● **WHAT TO PRODUCE**: Each entry must be reproduced precisely as it stands.

● **RECORDS SUPPLIED**:
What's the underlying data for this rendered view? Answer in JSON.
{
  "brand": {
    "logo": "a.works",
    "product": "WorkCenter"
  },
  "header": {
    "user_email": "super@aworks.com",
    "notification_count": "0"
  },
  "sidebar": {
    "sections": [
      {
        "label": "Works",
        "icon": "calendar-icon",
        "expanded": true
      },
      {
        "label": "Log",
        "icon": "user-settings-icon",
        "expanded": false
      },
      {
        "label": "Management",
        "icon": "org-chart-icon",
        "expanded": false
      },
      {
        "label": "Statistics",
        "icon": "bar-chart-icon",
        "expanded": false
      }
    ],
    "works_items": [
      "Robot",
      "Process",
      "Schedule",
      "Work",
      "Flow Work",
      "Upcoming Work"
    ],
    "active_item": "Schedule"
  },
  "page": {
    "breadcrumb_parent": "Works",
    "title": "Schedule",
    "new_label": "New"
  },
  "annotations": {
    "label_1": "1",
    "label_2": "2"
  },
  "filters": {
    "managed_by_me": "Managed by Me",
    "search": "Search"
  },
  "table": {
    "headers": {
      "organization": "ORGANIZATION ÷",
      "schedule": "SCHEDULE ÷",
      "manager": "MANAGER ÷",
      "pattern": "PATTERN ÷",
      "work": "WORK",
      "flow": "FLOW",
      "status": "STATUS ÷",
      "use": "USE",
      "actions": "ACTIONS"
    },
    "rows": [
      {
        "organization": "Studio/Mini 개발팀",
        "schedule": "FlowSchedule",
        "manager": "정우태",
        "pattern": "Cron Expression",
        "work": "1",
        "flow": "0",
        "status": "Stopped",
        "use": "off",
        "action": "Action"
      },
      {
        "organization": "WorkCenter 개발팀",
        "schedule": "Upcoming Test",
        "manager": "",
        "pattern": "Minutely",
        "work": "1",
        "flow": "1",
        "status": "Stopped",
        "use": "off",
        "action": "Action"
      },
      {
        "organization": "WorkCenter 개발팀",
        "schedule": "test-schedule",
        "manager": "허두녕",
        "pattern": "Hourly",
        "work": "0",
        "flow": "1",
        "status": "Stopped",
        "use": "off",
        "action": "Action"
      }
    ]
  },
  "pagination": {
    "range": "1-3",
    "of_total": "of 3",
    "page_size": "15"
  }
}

● **RESPONSE TO THE EXERCISE**:
What's the underlying data for this rendered view? Answer in JSON.
{
  "brand": {
    "logo": "a.works",
    "product": "WorkCenter"
  },
  "header": {
    "user_email": "super@aworks.com",
    "notification_count": "0"
  },
  "sidebar": {
    "sections": [
      {
        "label": "Works",
        "icon": "calendar-icon",
        "expanded": true
      },
      {
        "label": "Log",
        "icon": "user-settings-icon",
        "expanded": false
      },
      {
        "label": "Management",
        "icon": "org-chart-icon",
        "expanded": false
      },
      {
        "label": "Statistics",
        "icon": "bar-chart-icon",
        "expanded": false
      }
    ],
    "works_items": [
      "Robot",
      "Process",
      "Schedule",
      "Work",
      "Flow Work",
      "Upcoming Work"
    ],
    "active_item": "Schedule"
  },
  "page": {
    "breadcrumb_parent": "Works",
    "title": "Schedule",
    "new_label": "New"
  },
  "annotations": {
    "label_1": "1",
    "label_2": "2"
  },
  "filters": {
    "managed_by_me": "Managed by Me",
    "search": "Search"
  },
  "table": {
    "headers": {
      "organization": "ORGANIZATION ÷",
      "schedule": "SCHEDULE ÷",
      "manager": "MANAGER ÷",
      "pattern": "PATTERN ÷",
      "work": "WORK",
      "flow": "FLOW",
      "status": "STATUS ÷",
      "use": "USE",
      "actions": "ACTIONS"
    },
    "rows": [
      {
        "organization": "Studio/Mini 개발팀",
        "schedule": "FlowSchedule",
        "manager": "정우태",
        "pattern": "Cron Expression",
        "work": "1",
        "flow": "0",
        "status": "Stopped",
        "use": "off",
        "action": "Action"
      },
      {
        "organization": "WorkCenter 개발팀",
        "schedule": "Upcoming Test",
        "manager": "",
        "pattern": "Minutely",
        "work": "1",
        "flow": "1",
        "status": "Stopped",
        "use": "off",
        "action": "Action"
      },
      {
        "organization": "WorkCenter 개발팀",
        "schedule": "test-schedule",
        "manager": "허두녕",
        "pattern": "Hourly",
        "work": "0",
        "flow": "1",
        "status": "Stopped",
        "use": "off",
        "action": "Action"
      }
    ]
  },
  "pagination": {
    "range": "1-3",
    "of_total": "of 3",
    "page_size": "15"
  }
}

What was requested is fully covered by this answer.